The problem
In the material below, count the lines with the word "Prevoft" and state that number only.

= = = = =

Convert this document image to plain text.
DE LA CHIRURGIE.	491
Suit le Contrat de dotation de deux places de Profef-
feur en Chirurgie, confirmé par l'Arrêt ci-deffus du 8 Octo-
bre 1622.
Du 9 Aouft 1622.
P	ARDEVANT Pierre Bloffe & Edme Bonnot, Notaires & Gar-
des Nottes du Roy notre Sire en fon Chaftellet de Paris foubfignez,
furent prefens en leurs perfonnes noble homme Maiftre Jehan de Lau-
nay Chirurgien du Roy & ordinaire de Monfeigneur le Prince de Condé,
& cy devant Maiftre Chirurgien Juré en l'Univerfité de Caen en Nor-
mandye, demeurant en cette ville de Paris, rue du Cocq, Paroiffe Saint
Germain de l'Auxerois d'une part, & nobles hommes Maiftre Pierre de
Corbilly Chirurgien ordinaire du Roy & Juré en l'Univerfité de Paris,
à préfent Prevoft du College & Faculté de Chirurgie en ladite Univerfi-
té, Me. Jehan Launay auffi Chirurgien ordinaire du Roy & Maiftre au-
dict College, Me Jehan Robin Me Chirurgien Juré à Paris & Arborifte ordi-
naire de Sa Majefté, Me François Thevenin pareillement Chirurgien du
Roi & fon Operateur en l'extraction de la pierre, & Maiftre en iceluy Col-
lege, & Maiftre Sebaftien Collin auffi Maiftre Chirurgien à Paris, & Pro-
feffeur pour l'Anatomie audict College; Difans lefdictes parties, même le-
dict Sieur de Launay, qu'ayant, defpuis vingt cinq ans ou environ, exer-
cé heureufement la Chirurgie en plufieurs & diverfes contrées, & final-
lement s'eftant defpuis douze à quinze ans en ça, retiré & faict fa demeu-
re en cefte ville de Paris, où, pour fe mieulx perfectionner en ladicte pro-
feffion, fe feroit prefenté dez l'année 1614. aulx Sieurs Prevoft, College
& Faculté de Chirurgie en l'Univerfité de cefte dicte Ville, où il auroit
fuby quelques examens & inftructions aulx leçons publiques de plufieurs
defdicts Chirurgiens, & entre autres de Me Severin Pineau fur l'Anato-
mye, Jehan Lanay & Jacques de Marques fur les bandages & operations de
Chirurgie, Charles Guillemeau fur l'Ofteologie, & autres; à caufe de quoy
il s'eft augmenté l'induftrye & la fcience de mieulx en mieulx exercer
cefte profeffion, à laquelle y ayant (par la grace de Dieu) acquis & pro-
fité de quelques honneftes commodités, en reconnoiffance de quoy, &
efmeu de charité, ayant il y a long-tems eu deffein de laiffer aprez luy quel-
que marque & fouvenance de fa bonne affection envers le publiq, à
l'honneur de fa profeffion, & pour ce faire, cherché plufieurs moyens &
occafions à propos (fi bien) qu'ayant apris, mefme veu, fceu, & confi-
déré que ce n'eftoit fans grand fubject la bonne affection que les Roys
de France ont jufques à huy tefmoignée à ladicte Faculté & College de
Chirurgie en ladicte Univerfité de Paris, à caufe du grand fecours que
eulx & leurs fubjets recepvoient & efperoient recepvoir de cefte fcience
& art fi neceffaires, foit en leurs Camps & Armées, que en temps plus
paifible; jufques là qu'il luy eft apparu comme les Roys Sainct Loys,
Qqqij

= = = = =

The solution
2